_Task brief:_ Omit the pictures, then reproduce every remaining record exactly.

+ + + +

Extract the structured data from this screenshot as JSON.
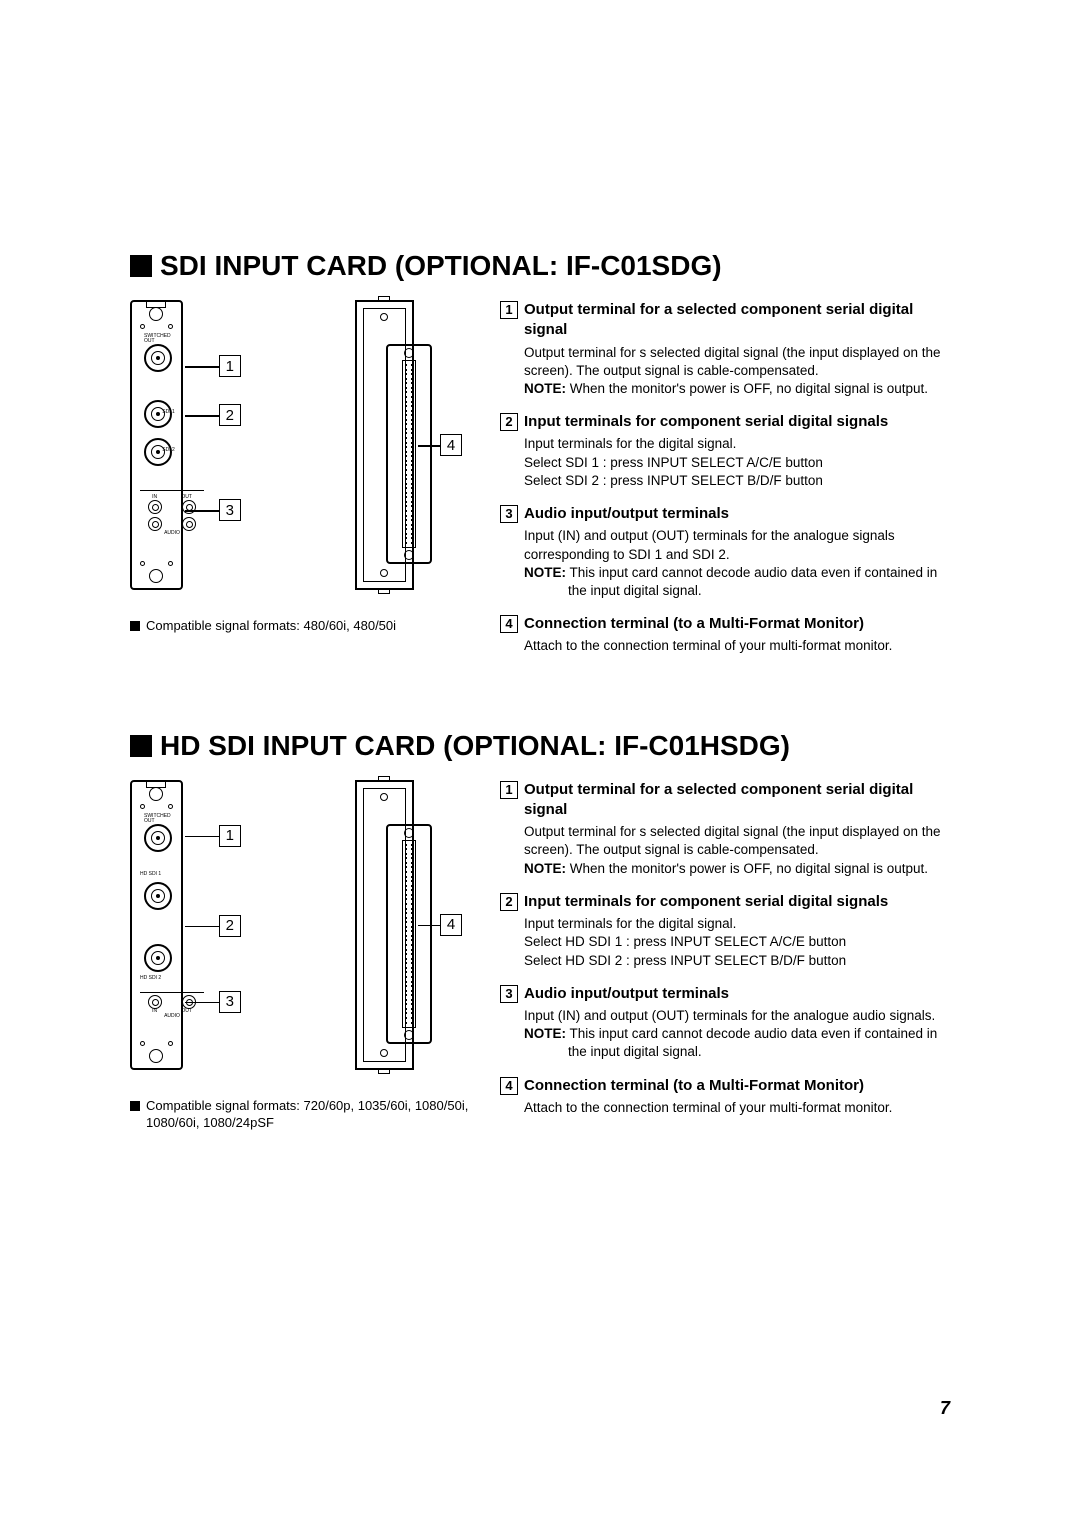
{
  "page_number": "7",
  "sections": [
    {
      "title": "SDI INPUT CARD (OPTIONAL: IF-C01SDG)",
      "compat": "Compatible signal formats:  480/60i, 480/50i",
      "panel_labels": {
        "switched_out": "SWITCHED OUT",
        "sdi1": "SDI 1",
        "sdi2": "SDI 2",
        "in": "IN",
        "out": "OUT",
        "audio": "AUDIO"
      },
      "callouts": [
        "1",
        "2",
        "3",
        "4"
      ],
      "items": [
        {
          "num": "1",
          "title": "Output terminal for a selected component serial digital signal",
          "body": "Output terminal for s selected digital signal (the input displayed on the screen). The output signal is cable-compensated.",
          "note": "When the monitor's power is OFF, no digital signal is output."
        },
        {
          "num": "2",
          "title": "Input terminals for component serial digital signals",
          "body": "Input terminals for the digital signal.",
          "select1": "Select SDI 1  : press INPUT SELECT A/C/E button",
          "select2": "Select SDI 2  : press INPUT SELECT B/D/F button"
        },
        {
          "num": "3",
          "title": "Audio input/output terminals",
          "body": "Input (IN) and output (OUT) terminals for the analogue signals corresponding to SDI 1 and SDI 2.",
          "note": "This input card cannot decode audio data even if contained in the input digital signal."
        },
        {
          "num": "4",
          "title": "Connection terminal (to a Multi-Format Monitor)",
          "body": "Attach to the connection terminal of your multi-format monitor."
        }
      ]
    },
    {
      "title": "HD SDI INPUT CARD (OPTIONAL: IF-C01HSDG)",
      "compat": "Compatible signal formats: 720/60p, 1035/60i, 1080/50i, 1080/60i, 1080/24pSF",
      "panel_labels": {
        "switched_out": "SWITCHED OUT",
        "sdi1": "HD SDI 1",
        "sdi2": "HD SDI 2",
        "in": "IN",
        "out": "OUT",
        "audio": "AUDIO"
      },
      "callouts": [
        "1",
        "2",
        "3",
        "4"
      ],
      "items": [
        {
          "num": "1",
          "title": "Output terminal for a selected component serial digital signal",
          "body": "Output terminal for s selected digital signal (the input displayed on the screen). The output signal is cable-compensated.",
          "note": "When the monitor's power is OFF, no digital signal is output."
        },
        {
          "num": "2",
          "title": "Input terminals for component serial digital signals",
          "body": "Input terminals for the digital signal.",
          "select1": "Select HD SDI 1  : press INPUT SELECT A/C/E button",
          "select2": "Select HD SDI 2  : press INPUT SELECT B/D/F button"
        },
        {
          "num": "3",
          "title": "Audio input/output terminals",
          "body": "Input (IN) and output (OUT) terminals for the analogue audio signals.",
          "note": "This input card cannot decode audio data even if contained in the input digital signal."
        },
        {
          "num": "4",
          "title": "Connection terminal (to a Multi-Format Monitor)",
          "body": "Attach to the connection terminal of your multi-format monitor."
        }
      ]
    }
  ]
}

+ + + +

_Worked solution:_
Extract the structured data from this screenshot as JSON.
{
  "page_number": "7",
  "sections": [
    {
      "title": "SDI INPUT CARD (OPTIONAL: IF-C01SDG)",
      "compat": "Compatible signal formats:  480/60i, 480/50i",
      "panel_labels": {
        "switched_out": "SWITCHED OUT",
        "sdi1": "SDI 1",
        "sdi2": "SDI 2",
        "in": "IN",
        "out": "OUT",
        "audio": "AUDIO"
      },
      "callouts": [
        "1",
        "2",
        "3",
        "4"
      ],
      "items": [
        {
          "num": "1",
          "title": "Output terminal for a selected component serial digital signal",
          "body": "Output terminal for s selected digital signal (the input displayed on the screen). The output signal is cable-compensated.",
          "note": "When the monitor's power is OFF, no digital signal is output."
        },
        {
          "num": "2",
          "title": "Input terminals for component serial digital signals",
          "body": "Input terminals for the digital signal.",
          "select1": "Select SDI 1  : press INPUT SELECT A/C/E button",
          "select2": "Select SDI 2  : press INPUT SELECT B/D/F button"
        },
        {
          "num": "3",
          "title": "Audio input/output terminals",
          "body": "Input (IN) and output (OUT) terminals for the analogue signals corresponding to SDI 1 and SDI 2.",
          "note": "This input card cannot decode audio data even if contained in the input digital signal."
        },
        {
          "num": "4",
          "title": "Connection terminal (to a Multi-Format Monitor)",
          "body": "Attach to the connection terminal of your multi-format monitor."
        }
      ]
    },
    {
      "title": "HD SDI INPUT CARD (OPTIONAL: IF-C01HSDG)",
      "compat": "Compatible signal formats: 720/60p, 1035/60i, 1080/50i, 1080/60i, 1080/24pSF",
      "panel_labels": {
        "switched_out": "SWITCHED OUT",
        "sdi1": "HD SDI 1",
        "sdi2": "HD SDI 2",
        "in": "IN",
        "out": "OUT",
        "audio": "AUDIO"
      },
      "callouts": [
        "1",
        "2",
        "3",
        "4"
      ],
      "items": [
        {
          "num": "1",
          "title": "Output terminal for a selected component serial digital signal",
          "body": "Output terminal for s selected digital signal (the input displayed on the screen). The output signal is cable-compensated.",
          "note": "When the monitor's power is OFF, no digital signal is output."
        },
        {
          "num": "2",
          "title": "Input terminals for component serial digital signals",
          "body": "Input terminals for the digital signal.",
          "select1": "Select HD SDI 1  : press INPUT SELECT A/C/E button",
          "select2": "Select HD SDI 2  : press INPUT SELECT B/D/F button"
        },
        {
          "num": "3",
          "title": "Audio input/output terminals",
          "body": "Input (IN) and output (OUT) terminals for the analogue audio signals.",
          "note": "This input card cannot decode audio data even if contained in the input digital signal."
        },
        {
          "num": "4",
          "title": "Connection terminal (to a Multi-Format Monitor)",
          "body": "Attach to the connection terminal of your multi-format monitor."
        }
      ]
    }
  ]
}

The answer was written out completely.